● **Exercise description**
Transcribe the full listing below exactly.

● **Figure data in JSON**
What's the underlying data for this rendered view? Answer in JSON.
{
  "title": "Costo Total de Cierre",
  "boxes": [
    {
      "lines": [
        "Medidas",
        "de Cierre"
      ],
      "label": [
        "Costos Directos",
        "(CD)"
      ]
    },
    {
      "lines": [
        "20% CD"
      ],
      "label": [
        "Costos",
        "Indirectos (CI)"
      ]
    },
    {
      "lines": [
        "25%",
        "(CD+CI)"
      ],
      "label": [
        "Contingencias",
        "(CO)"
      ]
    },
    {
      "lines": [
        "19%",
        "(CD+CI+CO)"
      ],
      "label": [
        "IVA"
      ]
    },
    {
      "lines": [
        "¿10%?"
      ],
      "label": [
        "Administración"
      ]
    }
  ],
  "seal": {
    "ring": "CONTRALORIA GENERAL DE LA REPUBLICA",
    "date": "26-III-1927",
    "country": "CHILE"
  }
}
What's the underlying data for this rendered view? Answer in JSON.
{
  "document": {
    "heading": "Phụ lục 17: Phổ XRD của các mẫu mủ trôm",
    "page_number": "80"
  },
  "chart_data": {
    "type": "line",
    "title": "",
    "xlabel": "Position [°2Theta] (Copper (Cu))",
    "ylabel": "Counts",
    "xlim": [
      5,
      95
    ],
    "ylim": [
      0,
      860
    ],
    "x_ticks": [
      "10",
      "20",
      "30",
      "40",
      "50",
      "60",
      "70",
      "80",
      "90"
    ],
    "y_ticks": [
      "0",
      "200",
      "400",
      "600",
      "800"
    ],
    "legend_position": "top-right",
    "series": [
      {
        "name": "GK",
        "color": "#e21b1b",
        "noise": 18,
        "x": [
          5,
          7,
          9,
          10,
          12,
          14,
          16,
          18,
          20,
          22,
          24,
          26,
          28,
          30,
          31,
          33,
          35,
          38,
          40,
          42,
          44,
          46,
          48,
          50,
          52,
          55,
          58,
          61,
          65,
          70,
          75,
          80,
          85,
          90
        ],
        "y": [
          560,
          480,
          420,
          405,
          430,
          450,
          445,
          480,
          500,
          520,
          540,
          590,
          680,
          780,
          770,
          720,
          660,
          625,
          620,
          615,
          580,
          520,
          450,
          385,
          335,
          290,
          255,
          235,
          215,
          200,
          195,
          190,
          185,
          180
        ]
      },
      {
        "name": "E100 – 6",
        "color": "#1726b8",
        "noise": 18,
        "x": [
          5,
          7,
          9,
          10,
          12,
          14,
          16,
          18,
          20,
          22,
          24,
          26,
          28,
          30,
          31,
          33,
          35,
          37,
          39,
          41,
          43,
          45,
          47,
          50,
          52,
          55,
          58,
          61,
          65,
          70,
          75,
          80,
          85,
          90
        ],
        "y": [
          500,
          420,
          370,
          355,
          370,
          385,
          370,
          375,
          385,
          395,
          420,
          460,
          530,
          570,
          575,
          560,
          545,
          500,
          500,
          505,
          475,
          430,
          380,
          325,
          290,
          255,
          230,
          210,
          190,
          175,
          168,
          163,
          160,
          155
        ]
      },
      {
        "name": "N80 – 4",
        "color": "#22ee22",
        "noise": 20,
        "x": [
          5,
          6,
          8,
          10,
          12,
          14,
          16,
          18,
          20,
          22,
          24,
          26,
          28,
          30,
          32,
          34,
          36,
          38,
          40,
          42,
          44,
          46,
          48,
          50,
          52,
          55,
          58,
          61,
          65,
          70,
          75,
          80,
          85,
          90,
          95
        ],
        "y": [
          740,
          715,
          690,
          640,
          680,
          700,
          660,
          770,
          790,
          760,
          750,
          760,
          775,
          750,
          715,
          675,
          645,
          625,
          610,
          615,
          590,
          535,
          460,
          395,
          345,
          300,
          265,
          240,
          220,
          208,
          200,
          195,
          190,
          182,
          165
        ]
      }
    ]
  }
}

● **Result for this task**
What's the underlying data for this rendered view? Answer in JSON.
{
  "title": "Costo Total de Cierre",
  "boxes": [
    {
      "lines": [
        "Medidas",
        "de Cierre"
      ],
      "label": [
        "Costos Directos",
        "(CD)"
      ]
    },
    {
      "lines": [
        "20% CD"
      ],
      "label": [
        "Costos",
        "Indirectos (CI)"
      ]
    },
    {
      "lines": [
        "25%",
        "(CD+CI)"
      ],
      "label": [
        "Contingencias",
        "(CO)"
      ]
    },
    {
      "lines": [
        "19%",
        "(CD+CI+CO)"
      ],
      "label": [
        "IVA"
      ]
    },
    {
      "lines": [
        "¿10%?"
      ],
      "label": [
        "Administración"
      ]
    }
  ],
  "seal": {
    "ring": "CONTRALORIA GENERAL DE LA REPUBLICA",
    "date": "26-III-1927",
    "country": "CHILE"
  }
}
What's the underlying data for this rendered view? Answer in JSON.
{
  "document": {
    "heading": "Phụ lục 17: Phổ XRD của các mẫu mủ trôm",
    "page_number": "80"
  },
  "chart_data": {
    "type": "line",
    "title": "",
    "xlabel": "Position [°2Theta] (Copper (Cu))",
    "ylabel": "Counts",
    "xlim": [
      5,
      95
    ],
    "ylim": [
      0,
      860
    ],
    "x_ticks": [
      "10",
      "20",
      "30",
      "40",
      "50",
      "60",
      "70",
      "80",
      "90"
    ],
    "y_ticks": [
      "0",
      "200",
      "400",
      "600",
      "800"
    ],
    "legend_position": "top-right",
    "series": [
      {
        "name": "GK",
        "color": "#e21b1b",
        "noise": 18,
        "x": [
          5,
          7,
          9,
          10,
          12,
          14,
          16,
          18,
          20,
          22,
          24,
          26,
          28,
          30,
          31,
          33,
          35,
          38,
          40,
          42,
          44,
          46,
          48,
          50,
          52,
          55,
          58,
          61,
          65,
          70,
          75,
          80,
          85,
          90
        ],
        "y": [
          560,
          480,
          420,
          405,
          430,
          450,
          445,
          480,
          500,
          520,
          540,
          590,
          680,
          780,
          770,
          720,
          660,
          625,
          620,
          615,
          580,
          520,
          450,
          385,
          335,
          290,
          255,
          235,
          215,
          200,
          195,
          190,
          185,
          180
        ]
      },
      {
        "name": "E100 – 6",
        "color": "#1726b8",
        "noise": 18,
        "x": [
          5,
          7,
          9,
          10,
          12,
          14,
          16,
          18,
          20,
          22,
          24,
          26,
          28,
          30,
          31,
          33,
          35,
          37,
          39,
          41,
          43,
          45,
          47,
          50,
          52,
          55,
          58,
          61,
          65,
          70,
          75,
          80,
          85,
          90
        ],
        "y": [
          500,
          420,
          370,
          355,
          370,
          385,
          370,
          375,
          385,
          395,
          420,
          460,
          530,
          570,
          575,
          560,
          545,
          500,
          500,
          505,
          475,
          430,
          380,
          325,
          290,
          255,
          230,
          210,
          190,
          175,
          168,
          163,
          160,
          155
        ]
      },
      {
        "name": "N80 – 4",
        "color": "#22ee22",
        "noise": 20,
        "x": [
          5,
          6,
          8,
          10,
          12,
          14,
          16,
          18,
          20,
          22,
          24,
          26,
          28,
          30,
          32,
          34,
          36,
          38,
          40,
          42,
          44,
          46,
          48,
          50,
          52,
          55,
          58,
          61,
          65,
          70,
          75,
          80,
          85,
          90,
          95
        ],
        "y": [
          740,
          715,
          690,
          640,
          680,
          700,
          660,
          770,
          790,
          760,
          750,
          760,
          775,
          750,
          715,
          675,
          645,
          625,
          610,
          615,
          590,
          535,
          460,
          395,
          345,
          300,
          265,
          240,
          220,
          208,
          200,
          195,
          190,
          182,
          165
        ]
      }
    ]
  }
}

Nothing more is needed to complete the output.